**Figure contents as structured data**
-- begin --

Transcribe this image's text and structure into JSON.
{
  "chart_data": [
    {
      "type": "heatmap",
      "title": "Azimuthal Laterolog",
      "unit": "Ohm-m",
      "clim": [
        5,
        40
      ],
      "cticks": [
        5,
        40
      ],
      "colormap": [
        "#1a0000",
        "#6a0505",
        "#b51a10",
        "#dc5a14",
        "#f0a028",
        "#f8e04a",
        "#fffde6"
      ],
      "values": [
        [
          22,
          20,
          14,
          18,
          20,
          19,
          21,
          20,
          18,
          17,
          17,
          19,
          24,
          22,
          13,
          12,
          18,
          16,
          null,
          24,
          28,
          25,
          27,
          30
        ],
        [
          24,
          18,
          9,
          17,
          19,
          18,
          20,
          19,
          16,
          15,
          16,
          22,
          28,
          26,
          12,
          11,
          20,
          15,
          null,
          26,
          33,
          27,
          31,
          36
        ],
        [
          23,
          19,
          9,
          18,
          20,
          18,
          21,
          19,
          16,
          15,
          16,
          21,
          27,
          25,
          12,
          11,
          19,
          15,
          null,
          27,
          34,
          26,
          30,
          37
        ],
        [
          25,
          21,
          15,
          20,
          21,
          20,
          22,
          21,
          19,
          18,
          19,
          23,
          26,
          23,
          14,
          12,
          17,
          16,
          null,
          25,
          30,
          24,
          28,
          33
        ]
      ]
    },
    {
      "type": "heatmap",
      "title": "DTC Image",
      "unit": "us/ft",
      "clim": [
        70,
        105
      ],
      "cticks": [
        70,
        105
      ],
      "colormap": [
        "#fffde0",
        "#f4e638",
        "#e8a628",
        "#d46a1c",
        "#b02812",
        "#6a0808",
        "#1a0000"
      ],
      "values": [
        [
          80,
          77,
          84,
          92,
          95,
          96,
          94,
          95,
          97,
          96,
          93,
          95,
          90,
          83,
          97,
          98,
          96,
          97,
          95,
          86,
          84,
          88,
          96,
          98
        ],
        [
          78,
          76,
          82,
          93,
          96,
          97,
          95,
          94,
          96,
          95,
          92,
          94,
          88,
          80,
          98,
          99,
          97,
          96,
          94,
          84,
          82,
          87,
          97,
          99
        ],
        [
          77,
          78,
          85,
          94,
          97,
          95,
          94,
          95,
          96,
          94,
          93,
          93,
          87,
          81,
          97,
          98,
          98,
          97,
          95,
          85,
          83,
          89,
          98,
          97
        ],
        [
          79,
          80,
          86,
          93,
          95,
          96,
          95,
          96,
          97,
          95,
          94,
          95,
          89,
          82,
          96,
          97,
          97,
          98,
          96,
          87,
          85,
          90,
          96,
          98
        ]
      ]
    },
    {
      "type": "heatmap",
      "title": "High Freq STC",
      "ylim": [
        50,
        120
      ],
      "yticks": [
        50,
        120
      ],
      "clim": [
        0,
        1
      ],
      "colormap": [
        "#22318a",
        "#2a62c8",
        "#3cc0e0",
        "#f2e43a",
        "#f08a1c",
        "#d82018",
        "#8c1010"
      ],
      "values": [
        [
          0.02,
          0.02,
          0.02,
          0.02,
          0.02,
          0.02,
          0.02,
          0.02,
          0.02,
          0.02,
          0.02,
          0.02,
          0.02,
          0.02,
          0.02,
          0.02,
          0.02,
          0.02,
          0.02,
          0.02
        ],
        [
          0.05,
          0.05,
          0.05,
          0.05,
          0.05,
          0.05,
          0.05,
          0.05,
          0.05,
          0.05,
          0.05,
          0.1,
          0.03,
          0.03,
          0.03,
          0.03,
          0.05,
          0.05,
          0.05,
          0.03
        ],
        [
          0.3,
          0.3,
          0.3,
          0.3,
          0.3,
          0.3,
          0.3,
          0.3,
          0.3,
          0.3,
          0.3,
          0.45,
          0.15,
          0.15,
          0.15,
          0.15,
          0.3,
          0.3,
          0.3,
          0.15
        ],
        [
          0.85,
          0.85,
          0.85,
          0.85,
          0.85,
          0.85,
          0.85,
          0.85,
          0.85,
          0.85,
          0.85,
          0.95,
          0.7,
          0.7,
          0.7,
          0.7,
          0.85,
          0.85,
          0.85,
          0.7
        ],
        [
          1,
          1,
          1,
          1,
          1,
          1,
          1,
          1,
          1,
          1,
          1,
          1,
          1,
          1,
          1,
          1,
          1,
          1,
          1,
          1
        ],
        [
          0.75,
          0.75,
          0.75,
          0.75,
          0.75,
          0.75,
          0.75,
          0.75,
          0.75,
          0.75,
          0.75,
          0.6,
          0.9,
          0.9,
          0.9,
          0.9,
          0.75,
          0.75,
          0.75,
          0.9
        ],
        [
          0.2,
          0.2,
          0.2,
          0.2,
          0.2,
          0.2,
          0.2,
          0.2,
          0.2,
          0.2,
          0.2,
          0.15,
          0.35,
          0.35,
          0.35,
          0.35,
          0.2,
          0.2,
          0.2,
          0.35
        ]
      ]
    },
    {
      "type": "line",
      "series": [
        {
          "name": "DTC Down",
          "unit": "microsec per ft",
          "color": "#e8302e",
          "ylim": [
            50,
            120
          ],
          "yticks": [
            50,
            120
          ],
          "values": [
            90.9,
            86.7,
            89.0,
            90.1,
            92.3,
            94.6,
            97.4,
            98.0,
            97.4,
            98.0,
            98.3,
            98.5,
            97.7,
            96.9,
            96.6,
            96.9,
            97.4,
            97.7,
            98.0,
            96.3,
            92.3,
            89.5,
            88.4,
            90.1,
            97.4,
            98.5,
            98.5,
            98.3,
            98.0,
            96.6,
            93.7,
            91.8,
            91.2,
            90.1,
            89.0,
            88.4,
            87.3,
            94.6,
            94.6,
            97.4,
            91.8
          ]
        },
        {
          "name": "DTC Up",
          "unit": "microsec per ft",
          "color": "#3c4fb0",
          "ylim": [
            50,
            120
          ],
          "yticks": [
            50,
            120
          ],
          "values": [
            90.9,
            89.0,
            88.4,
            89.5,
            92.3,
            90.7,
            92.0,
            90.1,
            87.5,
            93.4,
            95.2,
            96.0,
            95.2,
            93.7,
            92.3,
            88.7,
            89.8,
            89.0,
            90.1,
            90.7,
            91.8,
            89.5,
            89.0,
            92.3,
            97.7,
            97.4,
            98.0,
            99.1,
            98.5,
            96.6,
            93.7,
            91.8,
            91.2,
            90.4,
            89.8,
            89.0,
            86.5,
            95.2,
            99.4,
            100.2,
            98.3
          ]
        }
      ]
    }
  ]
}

-- end --

**Task prompt**
Every line above that contains the word "unit" should be reported.

**Complete output**
      "unit": "Ohm-m",
      "unit": "us/ft",
          "unit": "microsec per ft",
          "unit": "microsec per ft",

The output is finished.